§ INSTRUCTIONS TO FOLLOW
Quote the whole listing word for word, please.

(Extracted data entries)
::::::::
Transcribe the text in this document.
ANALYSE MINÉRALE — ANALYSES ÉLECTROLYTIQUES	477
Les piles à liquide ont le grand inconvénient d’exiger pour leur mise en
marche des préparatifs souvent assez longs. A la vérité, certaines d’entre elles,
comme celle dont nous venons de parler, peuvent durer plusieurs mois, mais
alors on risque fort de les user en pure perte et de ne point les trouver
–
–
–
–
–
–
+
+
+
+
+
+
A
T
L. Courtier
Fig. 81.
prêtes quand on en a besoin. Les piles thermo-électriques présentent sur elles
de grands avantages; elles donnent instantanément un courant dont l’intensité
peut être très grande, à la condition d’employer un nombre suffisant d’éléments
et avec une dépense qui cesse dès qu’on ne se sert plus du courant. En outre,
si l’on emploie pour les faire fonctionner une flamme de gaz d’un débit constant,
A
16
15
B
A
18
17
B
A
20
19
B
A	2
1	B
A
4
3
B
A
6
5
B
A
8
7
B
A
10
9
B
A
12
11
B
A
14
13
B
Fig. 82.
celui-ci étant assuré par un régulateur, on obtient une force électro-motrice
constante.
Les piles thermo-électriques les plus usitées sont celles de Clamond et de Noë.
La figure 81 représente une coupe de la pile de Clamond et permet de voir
::::::::
§ REPLY TO THE TASK
Transcribe the text in this document.
ANALYSE MINÉRALE — ANALYSES ÉLECTROLYTIQUES	477
Les piles à liquide ont le grand inconvénient d’exiger pour leur mise en
marche des préparatifs souvent assez longs. A la vérité, certaines d’entre elles,
comme celle dont nous venons de parler, peuvent durer plusieurs mois, mais
alors on risque fort de les user en pure perte et de ne point les trouver
–
–
–
–
–
–
+
+
+
+
+
+
A
T
L. Courtier
Fig. 81.
prêtes quand on en a besoin. Les piles thermo-électriques présentent sur elles
de grands avantages; elles donnent instantanément un courant dont l’intensité
peut être très grande, à la condition d’employer un nombre suffisant d’éléments
et avec une dépense qui cesse dès qu’on ne se sert plus du courant. En outre,
si l’on emploie pour les faire fonctionner une flamme de gaz d’un débit constant,
A
16
15
B
A
18
17
B
A
20
19
B
A	2
1	B
A
4
3
B
A
6
5
B
A
8
7
B
A
10
9
B
A
12
11
B
A
14
13
B
Fig. 82.
celui-ci étant assuré par un régulateur, on obtient une force électro-motrice
constante.
Les piles thermo-électriques les plus usitées sont celles de Clamond et de Noë.
La figure 81 représente une coupe de la pile de Clamond et permet de voir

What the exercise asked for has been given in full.